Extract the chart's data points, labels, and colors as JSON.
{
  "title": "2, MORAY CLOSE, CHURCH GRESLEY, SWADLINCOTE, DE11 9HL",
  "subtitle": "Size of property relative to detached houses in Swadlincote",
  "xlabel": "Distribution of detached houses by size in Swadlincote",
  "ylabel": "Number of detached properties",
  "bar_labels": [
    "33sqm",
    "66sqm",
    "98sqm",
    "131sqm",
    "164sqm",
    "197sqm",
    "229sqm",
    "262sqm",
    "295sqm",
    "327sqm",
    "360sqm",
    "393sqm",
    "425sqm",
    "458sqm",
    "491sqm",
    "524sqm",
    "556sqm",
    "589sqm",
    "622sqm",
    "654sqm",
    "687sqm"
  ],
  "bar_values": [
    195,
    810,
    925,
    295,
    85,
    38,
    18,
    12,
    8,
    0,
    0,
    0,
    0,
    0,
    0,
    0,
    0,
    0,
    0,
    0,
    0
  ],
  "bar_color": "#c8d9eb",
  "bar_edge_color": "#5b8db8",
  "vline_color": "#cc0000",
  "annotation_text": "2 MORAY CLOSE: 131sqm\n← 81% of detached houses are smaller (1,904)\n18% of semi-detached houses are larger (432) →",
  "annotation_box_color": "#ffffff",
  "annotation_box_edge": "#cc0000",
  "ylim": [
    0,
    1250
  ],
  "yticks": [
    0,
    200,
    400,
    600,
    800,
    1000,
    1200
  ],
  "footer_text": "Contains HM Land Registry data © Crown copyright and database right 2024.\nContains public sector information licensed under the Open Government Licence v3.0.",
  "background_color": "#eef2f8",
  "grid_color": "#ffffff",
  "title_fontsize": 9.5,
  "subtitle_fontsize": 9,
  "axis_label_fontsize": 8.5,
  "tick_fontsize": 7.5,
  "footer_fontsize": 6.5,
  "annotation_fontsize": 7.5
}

★ ★ ★ ★ ★

EXERCISE DETAILS
Identify which lines contain the word "CLOSE" and copy each one.

TASK RESULT
  "title": "2, MORAY CLOSE, CHURCH GRESLEY, SWADLINCOTE, DE11 9HL",
  "annotation_text": "2 MORAY CLOSE: 131sqm\n← 81% of detached houses are smaller (1,904)\n18% of semi-detached houses are larger (432) →",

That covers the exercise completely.